Exercise details:
In the data below, find every line with the string "Precipitation" and pull it out.

Data to process:
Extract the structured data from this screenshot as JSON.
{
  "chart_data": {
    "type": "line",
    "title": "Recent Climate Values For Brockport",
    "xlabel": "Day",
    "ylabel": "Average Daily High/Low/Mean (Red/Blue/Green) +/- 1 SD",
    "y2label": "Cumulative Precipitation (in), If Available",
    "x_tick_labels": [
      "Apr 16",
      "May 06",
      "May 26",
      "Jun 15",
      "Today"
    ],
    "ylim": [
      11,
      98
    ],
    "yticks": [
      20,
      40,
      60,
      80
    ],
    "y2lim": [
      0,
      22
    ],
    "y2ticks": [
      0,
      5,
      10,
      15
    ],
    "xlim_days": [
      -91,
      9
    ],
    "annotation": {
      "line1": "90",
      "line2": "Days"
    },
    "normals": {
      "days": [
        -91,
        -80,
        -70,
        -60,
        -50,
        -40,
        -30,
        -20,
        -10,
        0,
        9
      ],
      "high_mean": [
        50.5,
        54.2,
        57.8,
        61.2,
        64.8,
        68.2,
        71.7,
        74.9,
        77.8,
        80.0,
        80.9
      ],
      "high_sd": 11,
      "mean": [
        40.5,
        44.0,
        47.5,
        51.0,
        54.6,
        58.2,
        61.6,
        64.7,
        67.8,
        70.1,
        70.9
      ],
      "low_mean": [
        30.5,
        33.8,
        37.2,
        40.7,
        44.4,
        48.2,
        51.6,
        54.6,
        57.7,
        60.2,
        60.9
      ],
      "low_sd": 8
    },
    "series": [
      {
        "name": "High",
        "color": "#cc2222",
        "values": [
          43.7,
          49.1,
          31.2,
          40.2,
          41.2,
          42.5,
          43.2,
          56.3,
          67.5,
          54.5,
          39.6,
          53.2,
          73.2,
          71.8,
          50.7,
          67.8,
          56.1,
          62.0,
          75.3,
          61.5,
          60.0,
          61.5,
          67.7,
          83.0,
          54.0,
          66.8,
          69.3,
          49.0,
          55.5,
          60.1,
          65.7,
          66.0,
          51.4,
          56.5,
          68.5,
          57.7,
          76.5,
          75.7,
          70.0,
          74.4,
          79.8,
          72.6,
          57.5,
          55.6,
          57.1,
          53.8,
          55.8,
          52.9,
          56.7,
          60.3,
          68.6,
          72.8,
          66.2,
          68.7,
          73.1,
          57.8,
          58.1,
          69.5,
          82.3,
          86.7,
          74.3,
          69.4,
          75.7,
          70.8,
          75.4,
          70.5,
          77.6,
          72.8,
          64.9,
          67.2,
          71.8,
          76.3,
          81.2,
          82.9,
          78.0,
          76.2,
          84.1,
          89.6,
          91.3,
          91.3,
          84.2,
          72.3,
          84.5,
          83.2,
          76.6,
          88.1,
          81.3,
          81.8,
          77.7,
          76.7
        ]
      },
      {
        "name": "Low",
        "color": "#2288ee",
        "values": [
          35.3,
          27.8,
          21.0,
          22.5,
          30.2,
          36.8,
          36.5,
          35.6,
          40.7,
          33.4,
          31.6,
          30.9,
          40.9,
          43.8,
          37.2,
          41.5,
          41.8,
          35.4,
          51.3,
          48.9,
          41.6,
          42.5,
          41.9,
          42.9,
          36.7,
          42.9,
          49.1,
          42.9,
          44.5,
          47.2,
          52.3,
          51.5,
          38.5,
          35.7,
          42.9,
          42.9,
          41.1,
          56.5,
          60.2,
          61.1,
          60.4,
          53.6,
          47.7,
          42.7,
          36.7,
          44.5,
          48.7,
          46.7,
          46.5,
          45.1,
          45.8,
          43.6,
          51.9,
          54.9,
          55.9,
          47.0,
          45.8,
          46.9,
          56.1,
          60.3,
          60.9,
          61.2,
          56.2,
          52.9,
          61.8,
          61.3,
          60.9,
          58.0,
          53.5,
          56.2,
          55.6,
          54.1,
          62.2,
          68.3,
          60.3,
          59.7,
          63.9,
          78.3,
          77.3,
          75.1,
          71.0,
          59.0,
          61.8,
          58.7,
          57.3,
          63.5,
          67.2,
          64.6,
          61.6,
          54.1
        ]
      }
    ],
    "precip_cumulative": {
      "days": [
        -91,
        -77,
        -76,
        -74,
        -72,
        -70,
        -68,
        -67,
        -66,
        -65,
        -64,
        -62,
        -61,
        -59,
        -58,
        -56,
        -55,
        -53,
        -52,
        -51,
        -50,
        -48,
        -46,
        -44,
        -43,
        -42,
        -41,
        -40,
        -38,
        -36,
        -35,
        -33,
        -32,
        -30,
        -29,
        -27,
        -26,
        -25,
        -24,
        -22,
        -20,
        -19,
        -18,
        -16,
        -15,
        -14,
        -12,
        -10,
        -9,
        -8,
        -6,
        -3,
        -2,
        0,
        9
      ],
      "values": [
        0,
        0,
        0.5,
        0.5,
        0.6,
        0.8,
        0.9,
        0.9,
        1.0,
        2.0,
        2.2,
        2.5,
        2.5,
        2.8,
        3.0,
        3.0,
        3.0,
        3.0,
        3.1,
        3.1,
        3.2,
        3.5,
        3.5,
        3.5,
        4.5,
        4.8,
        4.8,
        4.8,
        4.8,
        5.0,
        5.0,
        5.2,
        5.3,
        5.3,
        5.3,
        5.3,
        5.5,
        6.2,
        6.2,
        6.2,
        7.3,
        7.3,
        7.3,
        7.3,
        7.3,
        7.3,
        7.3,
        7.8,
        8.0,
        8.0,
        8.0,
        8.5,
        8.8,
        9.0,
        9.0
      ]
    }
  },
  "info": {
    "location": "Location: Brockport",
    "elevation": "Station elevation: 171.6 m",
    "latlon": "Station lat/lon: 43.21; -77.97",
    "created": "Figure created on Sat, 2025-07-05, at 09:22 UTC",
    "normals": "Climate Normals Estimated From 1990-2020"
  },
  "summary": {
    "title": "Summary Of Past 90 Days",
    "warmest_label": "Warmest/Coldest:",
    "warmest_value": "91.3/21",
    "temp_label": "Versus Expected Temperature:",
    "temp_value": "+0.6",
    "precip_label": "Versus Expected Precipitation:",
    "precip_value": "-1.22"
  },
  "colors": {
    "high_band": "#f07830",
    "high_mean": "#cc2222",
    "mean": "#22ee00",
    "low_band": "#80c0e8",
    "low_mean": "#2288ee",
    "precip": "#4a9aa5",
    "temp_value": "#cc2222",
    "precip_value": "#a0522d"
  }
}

Exercise solution:
    "y2label": "Cumulative Precipitation (in), If Available",
    "precip_label": "Versus Expected Precipitation:",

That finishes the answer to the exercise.